ENTRIES:
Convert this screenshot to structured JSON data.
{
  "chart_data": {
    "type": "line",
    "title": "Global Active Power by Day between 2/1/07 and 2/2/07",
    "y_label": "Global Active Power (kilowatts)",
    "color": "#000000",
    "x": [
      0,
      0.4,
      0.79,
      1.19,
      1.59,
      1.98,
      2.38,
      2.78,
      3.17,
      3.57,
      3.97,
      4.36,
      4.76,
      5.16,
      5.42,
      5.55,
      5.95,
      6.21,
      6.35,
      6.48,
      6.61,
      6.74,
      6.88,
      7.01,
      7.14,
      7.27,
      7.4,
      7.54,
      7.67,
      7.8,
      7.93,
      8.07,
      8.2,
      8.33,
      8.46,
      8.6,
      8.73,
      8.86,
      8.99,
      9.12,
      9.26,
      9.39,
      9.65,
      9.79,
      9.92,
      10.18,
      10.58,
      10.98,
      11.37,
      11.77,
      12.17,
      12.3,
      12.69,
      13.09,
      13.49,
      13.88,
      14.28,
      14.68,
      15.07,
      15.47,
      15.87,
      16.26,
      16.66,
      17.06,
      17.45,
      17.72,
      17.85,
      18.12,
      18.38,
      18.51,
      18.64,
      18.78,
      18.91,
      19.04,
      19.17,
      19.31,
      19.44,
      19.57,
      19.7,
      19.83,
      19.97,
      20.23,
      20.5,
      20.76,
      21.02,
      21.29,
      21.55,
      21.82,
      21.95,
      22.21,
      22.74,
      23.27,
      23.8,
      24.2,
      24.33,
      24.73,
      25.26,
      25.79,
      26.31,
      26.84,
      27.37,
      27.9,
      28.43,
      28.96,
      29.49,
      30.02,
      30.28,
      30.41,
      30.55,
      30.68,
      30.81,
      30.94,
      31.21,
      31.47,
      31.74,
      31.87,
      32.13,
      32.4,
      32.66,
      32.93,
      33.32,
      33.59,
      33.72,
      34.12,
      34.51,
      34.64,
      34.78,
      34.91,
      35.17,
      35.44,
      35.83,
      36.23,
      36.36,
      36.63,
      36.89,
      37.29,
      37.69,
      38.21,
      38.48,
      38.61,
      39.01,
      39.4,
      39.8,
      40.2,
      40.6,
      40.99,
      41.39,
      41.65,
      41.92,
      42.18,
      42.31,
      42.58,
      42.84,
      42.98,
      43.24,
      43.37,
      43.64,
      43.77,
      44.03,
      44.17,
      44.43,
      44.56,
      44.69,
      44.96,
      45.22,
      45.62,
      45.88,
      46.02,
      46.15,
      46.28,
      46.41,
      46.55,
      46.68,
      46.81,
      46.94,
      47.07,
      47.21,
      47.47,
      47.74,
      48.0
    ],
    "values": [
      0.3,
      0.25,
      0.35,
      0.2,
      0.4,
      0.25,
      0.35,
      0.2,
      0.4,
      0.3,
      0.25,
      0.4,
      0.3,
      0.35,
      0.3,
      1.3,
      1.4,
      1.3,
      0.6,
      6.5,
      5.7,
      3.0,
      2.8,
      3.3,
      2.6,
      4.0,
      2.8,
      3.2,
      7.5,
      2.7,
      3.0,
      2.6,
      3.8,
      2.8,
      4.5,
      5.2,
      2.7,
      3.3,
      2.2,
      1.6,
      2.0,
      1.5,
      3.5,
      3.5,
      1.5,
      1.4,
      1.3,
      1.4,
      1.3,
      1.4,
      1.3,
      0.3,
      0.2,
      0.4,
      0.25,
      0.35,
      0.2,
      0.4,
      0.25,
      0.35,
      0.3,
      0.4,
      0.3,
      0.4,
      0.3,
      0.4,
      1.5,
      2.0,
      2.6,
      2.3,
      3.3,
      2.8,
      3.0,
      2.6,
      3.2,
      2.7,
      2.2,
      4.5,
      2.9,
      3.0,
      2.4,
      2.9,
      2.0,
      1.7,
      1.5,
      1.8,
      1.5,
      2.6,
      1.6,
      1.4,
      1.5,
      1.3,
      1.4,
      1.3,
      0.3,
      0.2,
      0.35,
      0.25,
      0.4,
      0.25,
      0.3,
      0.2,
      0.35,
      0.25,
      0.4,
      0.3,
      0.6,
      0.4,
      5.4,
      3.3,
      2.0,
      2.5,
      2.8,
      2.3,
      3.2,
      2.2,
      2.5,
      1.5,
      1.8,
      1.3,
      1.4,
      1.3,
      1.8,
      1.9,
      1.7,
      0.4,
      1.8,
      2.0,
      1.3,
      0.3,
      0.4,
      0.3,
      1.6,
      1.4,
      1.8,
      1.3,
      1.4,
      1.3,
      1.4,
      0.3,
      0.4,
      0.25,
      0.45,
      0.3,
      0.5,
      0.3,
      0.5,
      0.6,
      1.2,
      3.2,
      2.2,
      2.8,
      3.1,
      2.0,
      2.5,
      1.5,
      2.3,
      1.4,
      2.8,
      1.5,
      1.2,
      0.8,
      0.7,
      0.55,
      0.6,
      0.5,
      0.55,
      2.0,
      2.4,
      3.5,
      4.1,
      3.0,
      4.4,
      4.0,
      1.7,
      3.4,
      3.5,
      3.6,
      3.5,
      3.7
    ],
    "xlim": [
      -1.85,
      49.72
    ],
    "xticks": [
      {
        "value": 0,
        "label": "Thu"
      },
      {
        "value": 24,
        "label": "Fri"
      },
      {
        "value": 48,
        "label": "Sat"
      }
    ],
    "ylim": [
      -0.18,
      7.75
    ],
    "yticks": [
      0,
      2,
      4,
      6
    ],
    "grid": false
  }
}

INSTRUCTIONS FOR THE TASK: Your task is to quote the listing above word for word.

ANSWER TO THE PROBLEM:
Convert this screenshot to structured JSON data.
{
  "chart_data": {
    "type": "line",
    "title": "Global Active Power by Day between 2/1/07 and 2/2/07",
    "y_label": "Global Active Power (kilowatts)",
    "color": "#000000",
    "x": [
      0,
      0.4,
      0.79,
      1.19,
      1.59,
      1.98,
      2.38,
      2.78,
      3.17,
      3.57,
      3.97,
      4.36,
      4.76,
      5.16,
      5.42,
      5.55,
      5.95,
      6.21,
      6.35,
      6.48,
      6.61,
      6.74,
      6.88,
      7.01,
      7.14,
      7.27,
      7.4,
      7.54,
      7.67,
      7.8,
      7.93,
      8.07,
      8.2,
      8.33,
      8.46,
      8.6,
      8.73,
      8.86,
      8.99,
      9.12,
      9.26,
      9.39,
      9.65,
      9.79,
      9.92,
      10.18,
      10.58,
      10.98,
      11.37,
      11.77,
      12.17,
      12.3,
      12.69,
      13.09,
      13.49,
      13.88,
      14.28,
      14.68,
      15.07,
      15.47,
      15.87,
      16.26,
      16.66,
      17.06,
      17.45,
      17.72,
      17.85,
      18.12,
      18.38,
      18.51,
      18.64,
      18.78,
      18.91,
      19.04,
      19.17,
      19.31,
      19.44,
      19.57,
      19.7,
      19.83,
      19.97,
      20.23,
      20.5,
      20.76,
      21.02,
      21.29,
      21.55,
      21.82,
      21.95,
      22.21,
      22.74,
      23.27,
      23.8,
      24.2,
      24.33,
      24.73,
      25.26,
      25.79,
      26.31,
      26.84,
      27.37,
      27.9,
      28.43,
      28.96,
      29.49,
      30.02,
      30.28,
      30.41,
      30.55,
      30.68,
      30.81,
      30.94,
      31.21,
      31.47,
      31.74,
      31.87,
      32.13,
      32.4,
      32.66,
      32.93,
      33.32,
      33.59,
      33.72,
      34.12,
      34.51,
      34.64,
      34.78,
      34.91,
      35.17,
      35.44,
      35.83,
      36.23,
      36.36,
      36.63,
      36.89,
      37.29,
      37.69,
      38.21,
      38.48,
      38.61,
      39.01,
      39.4,
      39.8,
      40.2,
      40.6,
      40.99,
      41.39,
      41.65,
      41.92,
      42.18,
      42.31,
      42.58,
      42.84,
      42.98,
      43.24,
      43.37,
      43.64,
      43.77,
      44.03,
      44.17,
      44.43,
      44.56,
      44.69,
      44.96,
      45.22,
      45.62,
      45.88,
      46.02,
      46.15,
      46.28,
      46.41,
      46.55,
      46.68,
      46.81,
      46.94,
      47.07,
      47.21,
      47.47,
      47.74,
      48.0
    ],
    "values": [
      0.3,
      0.25,
      0.35,
      0.2,
      0.4,
      0.25,
      0.35,
      0.2,
      0.4,
      0.3,
      0.25,
      0.4,
      0.3,
      0.35,
      0.3,
      1.3,
      1.4,
      1.3,
      0.6,
      6.5,
      5.7,
      3.0,
      2.8,
      3.3,
      2.6,
      4.0,
      2.8,
      3.2,
      7.5,
      2.7,
      3.0,
      2.6,
      3.8,
      2.8,
      4.5,
      5.2,
      2.7,
      3.3,
      2.2,
      1.6,
      2.0,
      1.5,
      3.5,
      3.5,
      1.5,
      1.4,
      1.3,
      1.4,
      1.3,
      1.4,
      1.3,
      0.3,
      0.2,
      0.4,
      0.25,
      0.35,
      0.2,
      0.4,
      0.25,
      0.35,
      0.3,
      0.4,
      0.3,
      0.4,
      0.3,
      0.4,
      1.5,
      2.0,
      2.6,
      2.3,
      3.3,
      2.8,
      3.0,
      2.6,
      3.2,
      2.7,
      2.2,
      4.5,
      2.9,
      3.0,
      2.4,
      2.9,
      2.0,
      1.7,
      1.5,
      1.8,
      1.5,
      2.6,
      1.6,
      1.4,
      1.5,
      1.3,
      1.4,
      1.3,
      0.3,
      0.2,
      0.35,
      0.25,
      0.4,
      0.25,
      0.3,
      0.2,
      0.35,
      0.25,
      0.4,
      0.3,
      0.6,
      0.4,
      5.4,
      3.3,
      2.0,
      2.5,
      2.8,
      2.3,
      3.2,
      2.2,
      2.5,
      1.5,
      1.8,
      1.3,
      1.4,
      1.3,
      1.8,
      1.9,
      1.7,
      0.4,
      1.8,
      2.0,
      1.3,
      0.3,
      0.4,
      0.3,
      1.6,
      1.4,
      1.8,
      1.3,
      1.4,
      1.3,
      1.4,
      0.3,
      0.4,
      0.25,
      0.45,
      0.3,
      0.5,
      0.3,
      0.5,
      0.6,
      1.2,
      3.2,
      2.2,
      2.8,
      3.1,
      2.0,
      2.5,
      1.5,
      2.3,
      1.4,
      2.8,
      1.5,
      1.2,
      0.8,
      0.7,
      0.55,
      0.6,
      0.5,
      0.55,
      2.0,
      2.4,
      3.5,
      4.1,
      3.0,
      4.4,
      4.0,
      1.7,
      3.4,
      3.5,
      3.6,
      3.5,
      3.7
    ],
    "xlim": [
      -1.85,
      49.72
    ],
    "xticks": [
      {
        "value": 0,
        "label": "Thu"
      },
      {
        "value": 24,
        "label": "Fri"
      },
      {
        "value": 48,
        "label": "Sat"
      }
    ],
    "ylim": [
      -0.18,
      7.75
    ],
    "yticks": [
      0,
      2,
      4,
      6
    ],
    "grid": false
  }
}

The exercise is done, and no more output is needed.